- _TRY IT_:
Reproduce all of the data exactly.

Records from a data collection

****

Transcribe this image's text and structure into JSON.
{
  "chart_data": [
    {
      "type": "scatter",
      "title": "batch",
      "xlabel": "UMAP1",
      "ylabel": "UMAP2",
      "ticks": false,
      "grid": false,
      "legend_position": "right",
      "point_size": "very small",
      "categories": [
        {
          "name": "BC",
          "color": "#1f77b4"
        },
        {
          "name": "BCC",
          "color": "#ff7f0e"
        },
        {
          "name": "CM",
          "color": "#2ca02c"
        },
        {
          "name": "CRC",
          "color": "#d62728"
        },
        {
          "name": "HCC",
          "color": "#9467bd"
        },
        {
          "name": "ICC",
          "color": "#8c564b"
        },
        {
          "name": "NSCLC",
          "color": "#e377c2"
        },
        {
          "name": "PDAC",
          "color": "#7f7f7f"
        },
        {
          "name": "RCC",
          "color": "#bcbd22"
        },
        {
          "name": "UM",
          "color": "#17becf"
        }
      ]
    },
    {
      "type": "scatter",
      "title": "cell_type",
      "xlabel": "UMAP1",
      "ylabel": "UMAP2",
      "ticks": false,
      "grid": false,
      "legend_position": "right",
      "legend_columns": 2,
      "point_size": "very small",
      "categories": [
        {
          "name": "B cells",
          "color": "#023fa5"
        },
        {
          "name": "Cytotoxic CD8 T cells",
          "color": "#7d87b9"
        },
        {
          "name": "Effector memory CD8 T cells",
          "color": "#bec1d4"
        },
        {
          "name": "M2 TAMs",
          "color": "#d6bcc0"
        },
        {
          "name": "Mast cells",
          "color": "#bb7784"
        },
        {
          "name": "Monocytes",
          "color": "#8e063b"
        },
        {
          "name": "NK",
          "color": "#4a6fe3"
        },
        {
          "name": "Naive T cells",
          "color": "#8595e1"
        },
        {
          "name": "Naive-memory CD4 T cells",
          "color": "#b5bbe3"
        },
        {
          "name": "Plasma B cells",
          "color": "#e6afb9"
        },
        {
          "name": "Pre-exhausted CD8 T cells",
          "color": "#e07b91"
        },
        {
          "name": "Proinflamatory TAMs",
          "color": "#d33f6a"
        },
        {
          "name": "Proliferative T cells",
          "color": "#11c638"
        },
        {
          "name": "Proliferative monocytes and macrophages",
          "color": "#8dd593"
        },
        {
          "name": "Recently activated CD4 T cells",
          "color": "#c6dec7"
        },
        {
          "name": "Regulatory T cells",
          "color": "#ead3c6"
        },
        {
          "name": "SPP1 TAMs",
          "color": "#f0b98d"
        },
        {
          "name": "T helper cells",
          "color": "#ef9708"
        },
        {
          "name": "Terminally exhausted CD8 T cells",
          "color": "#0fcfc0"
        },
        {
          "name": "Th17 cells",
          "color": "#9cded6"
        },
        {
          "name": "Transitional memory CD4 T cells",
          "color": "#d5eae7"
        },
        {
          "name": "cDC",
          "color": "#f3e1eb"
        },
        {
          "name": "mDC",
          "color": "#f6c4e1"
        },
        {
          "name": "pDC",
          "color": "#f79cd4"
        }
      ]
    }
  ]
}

****

- _WRITTEN ANSWER_:
Transcribe this image's text and structure into JSON.
{
  "chart_data": [
    {
      "type": "scatter",
      "title": "batch",
      "xlabel": "UMAP1",
      "ylabel": "UMAP2",
      "ticks": false,
      "grid": false,
      "legend_position": "right",
      "point_size": "very small",
      "categories": [
        {
          "name": "BC",
          "color": "#1f77b4"
        },
        {
          "name": "BCC",
          "color": "#ff7f0e"
        },
        {
          "name": "CM",
          "color": "#2ca02c"
        },
        {
          "name": "CRC",
          "color": "#d62728"
        },
        {
          "name": "HCC",
          "color": "#9467bd"
        },
        {
          "name": "ICC",
          "color": "#8c564b"
        },
        {
          "name": "NSCLC",
          "color": "#e377c2"
        },
        {
          "name": "PDAC",
          "color": "#7f7f7f"
        },
        {
          "name": "RCC",
          "color": "#bcbd22"
        },
        {
          "name": "UM",
          "color": "#17becf"
        }
      ]
    },
    {
      "type": "scatter",
      "title": "cell_type",
      "xlabel": "UMAP1",
      "ylabel": "UMAP2",
      "ticks": false,
      "grid": false,
      "legend_position": "right",
      "legend_columns": 2,
      "point_size": "very small",
      "categories": [
        {
          "name": "B cells",
          "color": "#023fa5"
        },
        {
          "name": "Cytotoxic CD8 T cells",
          "color": "#7d87b9"
        },
        {
          "name": "Effector memory CD8 T cells",
          "color": "#bec1d4"
        },
        {
          "name": "M2 TAMs",
          "color": "#d6bcc0"
        },
        {
          "name": "Mast cells",
          "color": "#bb7784"
        },
        {
          "name": "Monocytes",
          "color": "#8e063b"
        },
        {
          "name": "NK",
          "color": "#4a6fe3"
        },
        {
          "name": "Naive T cells",
          "color": "#8595e1"
        },
        {
          "name": "Naive-memory CD4 T cells",
          "color": "#b5bbe3"
        },
        {
          "name": "Plasma B cells",
          "color": "#e6afb9"
        },
        {
          "name": "Pre-exhausted CD8 T cells",
          "color": "#e07b91"
        },
        {
          "name": "Proinflamatory TAMs",
          "color": "#d33f6a"
        },
        {
          "name": "Proliferative T cells",
          "color": "#11c638"
        },
        {
          "name": "Proliferative monocytes and macrophages",
          "color": "#8dd593"
        },
        {
          "name": "Recently activated CD4 T cells",
          "color": "#c6dec7"
        },
        {
          "name": "Regulatory T cells",
          "color": "#ead3c6"
        },
        {
          "name": "SPP1 TAMs",
          "color": "#f0b98d"
        },
        {
          "name": "T helper cells",
          "color": "#ef9708"
        },
        {
          "name": "Terminally exhausted CD8 T cells",
          "color": "#0fcfc0"
        },
        {
          "name": "Th17 cells",
          "color": "#9cded6"
        },
        {
          "name": "Transitional memory CD4 T cells",
          "color": "#d5eae7"
        },
        {
          "name": "cDC",
          "color": "#f3e1eb"
        },
        {
          "name": "mDC",
          "color": "#f6c4e1"
        },
        {
          "name": "pDC",
          "color": "#f79cd4"
        }
      ]
    }
  ]
}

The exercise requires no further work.